- **Text provided**:
_ _ _ _
The city has long not known what to do with the thousands of vacant lots and buildings on the near north side. Going along with a developer who sells a big vision and is willing to do the work of engineering tax credits probably seemed a better bet than the alternatives, of which exceedingly few have been presented.
It’s a complicated and long thread of events that leads us to this point, but supporting more highway construction supports more of the type of demolition shown below. And the thing is, no one in a position of authority wants to talk about it. No one wants to shed a light on the city’s condition.
The city’s mayor has endorsed Amendment 7, a measure to increase the Missouri state sales tax by 0.75% to fund nearly $6B in transportation infrastructure via MoDOT. Each county in the St. Louis metro area produced its own list of projects, and the city’s list prioritizes pedestrian and public transit investment. However, the list for the other 89% of the metro area is virtually all highway spending that will continue to decrease property values in the city, and pull residents and jobs away from the city and NorthSide. (read why you should vote “NO” on 7)
_ _ _ _
- **Stored data**:

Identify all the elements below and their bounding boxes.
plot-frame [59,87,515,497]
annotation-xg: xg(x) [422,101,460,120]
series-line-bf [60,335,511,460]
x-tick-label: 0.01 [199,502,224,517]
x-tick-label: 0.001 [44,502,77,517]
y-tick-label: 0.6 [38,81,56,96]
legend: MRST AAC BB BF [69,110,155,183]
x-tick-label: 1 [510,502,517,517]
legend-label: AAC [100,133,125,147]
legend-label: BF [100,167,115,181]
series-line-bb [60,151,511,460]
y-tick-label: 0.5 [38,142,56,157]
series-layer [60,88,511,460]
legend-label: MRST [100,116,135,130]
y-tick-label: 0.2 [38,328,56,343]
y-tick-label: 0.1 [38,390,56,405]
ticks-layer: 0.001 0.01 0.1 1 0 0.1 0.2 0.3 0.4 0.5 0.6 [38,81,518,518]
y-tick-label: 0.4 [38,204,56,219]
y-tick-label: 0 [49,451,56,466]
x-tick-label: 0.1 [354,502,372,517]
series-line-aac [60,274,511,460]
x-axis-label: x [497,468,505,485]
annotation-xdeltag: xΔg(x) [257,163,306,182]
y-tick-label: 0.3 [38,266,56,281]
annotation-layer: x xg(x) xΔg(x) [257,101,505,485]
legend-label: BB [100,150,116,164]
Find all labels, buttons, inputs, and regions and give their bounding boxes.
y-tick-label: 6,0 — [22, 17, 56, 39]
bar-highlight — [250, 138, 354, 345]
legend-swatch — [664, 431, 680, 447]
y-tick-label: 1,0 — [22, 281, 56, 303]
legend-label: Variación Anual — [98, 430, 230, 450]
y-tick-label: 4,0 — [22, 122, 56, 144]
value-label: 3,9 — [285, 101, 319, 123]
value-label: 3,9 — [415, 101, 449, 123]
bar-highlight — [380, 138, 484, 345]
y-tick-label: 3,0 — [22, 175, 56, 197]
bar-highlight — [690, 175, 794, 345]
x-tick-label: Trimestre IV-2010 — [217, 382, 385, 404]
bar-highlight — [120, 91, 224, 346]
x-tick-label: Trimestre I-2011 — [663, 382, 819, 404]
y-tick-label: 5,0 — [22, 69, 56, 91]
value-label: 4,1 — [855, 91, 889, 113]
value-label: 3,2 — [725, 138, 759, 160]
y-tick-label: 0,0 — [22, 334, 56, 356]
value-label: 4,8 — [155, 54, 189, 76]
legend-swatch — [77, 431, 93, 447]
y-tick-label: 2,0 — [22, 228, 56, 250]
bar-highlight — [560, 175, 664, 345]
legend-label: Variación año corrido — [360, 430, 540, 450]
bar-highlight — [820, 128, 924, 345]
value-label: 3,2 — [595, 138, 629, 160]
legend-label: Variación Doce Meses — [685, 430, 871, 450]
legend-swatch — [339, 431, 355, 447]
_ _ _ _
- **Brief**:
Rewrite the stretch of the passage on the near north side from "It’s a complicated" through "the city’s condition.", replacing "demolition" with "clearance". The rows are separate material.

- **Answer space**:
It’s a complicated and long thread of events that leads us to this point, but supporting more highway construction supports more of the type of clearance shown below. And the thing is, no one in a position of authority wants to talk about it. No one wants to shed a light on the city’s condition.